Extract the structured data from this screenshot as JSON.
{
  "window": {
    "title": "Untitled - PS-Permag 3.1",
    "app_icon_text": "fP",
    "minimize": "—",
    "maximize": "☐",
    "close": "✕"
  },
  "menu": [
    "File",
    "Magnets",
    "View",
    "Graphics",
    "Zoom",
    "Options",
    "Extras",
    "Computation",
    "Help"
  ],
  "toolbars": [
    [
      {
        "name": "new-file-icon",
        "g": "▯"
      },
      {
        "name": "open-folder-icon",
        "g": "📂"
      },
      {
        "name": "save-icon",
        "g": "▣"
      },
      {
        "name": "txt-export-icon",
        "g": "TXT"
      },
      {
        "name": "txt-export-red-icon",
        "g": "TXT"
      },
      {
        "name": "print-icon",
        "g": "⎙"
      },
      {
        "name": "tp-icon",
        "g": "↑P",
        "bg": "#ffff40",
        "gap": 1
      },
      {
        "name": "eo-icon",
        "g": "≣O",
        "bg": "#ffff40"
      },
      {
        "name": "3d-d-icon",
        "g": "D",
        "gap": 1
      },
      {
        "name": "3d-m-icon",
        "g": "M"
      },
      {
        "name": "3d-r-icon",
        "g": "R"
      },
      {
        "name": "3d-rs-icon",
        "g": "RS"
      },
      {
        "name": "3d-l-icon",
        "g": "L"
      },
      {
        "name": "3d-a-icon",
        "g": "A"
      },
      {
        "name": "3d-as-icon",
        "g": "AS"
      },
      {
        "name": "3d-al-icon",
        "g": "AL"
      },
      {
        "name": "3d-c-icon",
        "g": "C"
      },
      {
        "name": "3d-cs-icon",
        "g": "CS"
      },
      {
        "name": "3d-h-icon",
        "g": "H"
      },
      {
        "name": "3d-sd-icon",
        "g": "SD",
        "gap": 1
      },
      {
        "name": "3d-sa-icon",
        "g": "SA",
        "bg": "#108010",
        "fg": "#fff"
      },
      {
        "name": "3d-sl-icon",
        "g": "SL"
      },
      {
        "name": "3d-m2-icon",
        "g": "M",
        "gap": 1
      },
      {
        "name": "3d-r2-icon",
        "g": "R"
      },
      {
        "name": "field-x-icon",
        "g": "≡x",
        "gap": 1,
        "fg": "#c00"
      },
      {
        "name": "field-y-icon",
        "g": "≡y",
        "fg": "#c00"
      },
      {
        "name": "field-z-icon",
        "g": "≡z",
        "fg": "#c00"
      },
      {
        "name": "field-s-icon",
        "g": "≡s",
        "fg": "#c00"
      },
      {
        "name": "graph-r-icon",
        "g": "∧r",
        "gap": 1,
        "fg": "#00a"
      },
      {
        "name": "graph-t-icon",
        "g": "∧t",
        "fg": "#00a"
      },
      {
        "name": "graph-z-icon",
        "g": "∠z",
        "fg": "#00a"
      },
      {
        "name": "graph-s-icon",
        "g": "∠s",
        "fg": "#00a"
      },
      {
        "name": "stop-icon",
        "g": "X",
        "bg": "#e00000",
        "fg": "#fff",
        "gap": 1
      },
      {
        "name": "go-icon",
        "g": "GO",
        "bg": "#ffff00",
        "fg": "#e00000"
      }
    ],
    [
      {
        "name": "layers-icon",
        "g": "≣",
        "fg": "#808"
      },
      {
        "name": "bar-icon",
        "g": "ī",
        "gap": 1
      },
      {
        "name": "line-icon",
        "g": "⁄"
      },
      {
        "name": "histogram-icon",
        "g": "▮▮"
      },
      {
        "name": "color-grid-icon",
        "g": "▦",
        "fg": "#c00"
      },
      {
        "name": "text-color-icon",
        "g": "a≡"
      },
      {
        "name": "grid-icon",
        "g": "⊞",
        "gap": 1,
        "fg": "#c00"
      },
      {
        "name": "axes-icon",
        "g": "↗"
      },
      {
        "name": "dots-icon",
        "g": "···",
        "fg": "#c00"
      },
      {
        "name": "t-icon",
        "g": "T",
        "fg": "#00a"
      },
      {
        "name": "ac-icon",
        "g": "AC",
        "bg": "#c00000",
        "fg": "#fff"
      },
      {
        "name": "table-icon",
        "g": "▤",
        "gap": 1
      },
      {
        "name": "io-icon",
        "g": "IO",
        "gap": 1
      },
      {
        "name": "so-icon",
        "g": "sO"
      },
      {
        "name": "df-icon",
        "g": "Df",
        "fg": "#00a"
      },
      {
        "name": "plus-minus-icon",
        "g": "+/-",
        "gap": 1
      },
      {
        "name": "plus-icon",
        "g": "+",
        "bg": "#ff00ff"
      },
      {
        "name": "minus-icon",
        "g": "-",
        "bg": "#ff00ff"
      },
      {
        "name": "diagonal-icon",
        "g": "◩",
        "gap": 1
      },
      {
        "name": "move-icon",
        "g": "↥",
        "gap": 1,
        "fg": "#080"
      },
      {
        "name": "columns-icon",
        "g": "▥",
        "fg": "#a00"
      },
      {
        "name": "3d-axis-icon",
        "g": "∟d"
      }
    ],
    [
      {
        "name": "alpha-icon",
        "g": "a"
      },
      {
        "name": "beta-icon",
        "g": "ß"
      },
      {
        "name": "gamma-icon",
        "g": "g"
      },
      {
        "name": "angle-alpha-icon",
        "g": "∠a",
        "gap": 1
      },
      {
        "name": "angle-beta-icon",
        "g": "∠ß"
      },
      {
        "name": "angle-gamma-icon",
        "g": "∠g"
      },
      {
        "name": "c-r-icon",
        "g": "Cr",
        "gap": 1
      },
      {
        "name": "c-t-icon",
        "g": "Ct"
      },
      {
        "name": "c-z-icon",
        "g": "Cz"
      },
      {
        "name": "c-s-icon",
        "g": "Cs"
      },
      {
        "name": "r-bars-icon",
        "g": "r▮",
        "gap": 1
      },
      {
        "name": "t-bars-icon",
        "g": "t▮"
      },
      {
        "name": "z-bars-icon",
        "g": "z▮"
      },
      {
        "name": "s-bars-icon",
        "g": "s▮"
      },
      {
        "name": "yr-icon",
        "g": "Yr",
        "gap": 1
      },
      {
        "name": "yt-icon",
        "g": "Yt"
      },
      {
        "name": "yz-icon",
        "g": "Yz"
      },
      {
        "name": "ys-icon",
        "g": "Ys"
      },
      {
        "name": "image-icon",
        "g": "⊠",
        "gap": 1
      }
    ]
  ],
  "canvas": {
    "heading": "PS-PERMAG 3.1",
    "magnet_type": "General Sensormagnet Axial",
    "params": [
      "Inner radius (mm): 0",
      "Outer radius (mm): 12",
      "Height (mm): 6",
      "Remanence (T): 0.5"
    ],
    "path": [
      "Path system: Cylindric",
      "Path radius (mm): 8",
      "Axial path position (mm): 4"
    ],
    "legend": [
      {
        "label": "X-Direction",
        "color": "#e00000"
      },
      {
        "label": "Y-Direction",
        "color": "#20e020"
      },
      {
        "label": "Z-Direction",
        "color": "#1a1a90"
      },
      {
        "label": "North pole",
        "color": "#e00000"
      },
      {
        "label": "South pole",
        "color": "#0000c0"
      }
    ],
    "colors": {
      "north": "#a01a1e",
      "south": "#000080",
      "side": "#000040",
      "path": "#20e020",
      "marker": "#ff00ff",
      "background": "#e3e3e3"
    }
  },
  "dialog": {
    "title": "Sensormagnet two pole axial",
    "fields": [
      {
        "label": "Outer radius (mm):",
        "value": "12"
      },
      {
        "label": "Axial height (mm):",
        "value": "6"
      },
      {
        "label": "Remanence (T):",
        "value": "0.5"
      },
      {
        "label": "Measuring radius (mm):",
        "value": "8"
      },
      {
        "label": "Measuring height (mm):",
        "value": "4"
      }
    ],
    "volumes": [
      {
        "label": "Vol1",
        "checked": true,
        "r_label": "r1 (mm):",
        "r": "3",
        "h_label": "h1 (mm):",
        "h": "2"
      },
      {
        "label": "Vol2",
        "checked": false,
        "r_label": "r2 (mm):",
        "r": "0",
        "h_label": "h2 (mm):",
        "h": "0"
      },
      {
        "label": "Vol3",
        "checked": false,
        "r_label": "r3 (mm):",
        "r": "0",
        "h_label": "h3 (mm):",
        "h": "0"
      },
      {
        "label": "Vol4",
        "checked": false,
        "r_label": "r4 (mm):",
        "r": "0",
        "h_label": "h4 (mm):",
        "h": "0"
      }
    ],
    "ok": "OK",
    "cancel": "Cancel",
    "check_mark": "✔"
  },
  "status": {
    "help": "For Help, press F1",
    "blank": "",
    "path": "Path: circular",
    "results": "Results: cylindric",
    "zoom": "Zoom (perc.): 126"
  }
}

________________________________________

--- Task directions ---
Read the entries and show each line that mentions "Outer".

--- Response for this exercise ---
      "Outer radius (mm): 12",
        "label": "Outer radius (mm):",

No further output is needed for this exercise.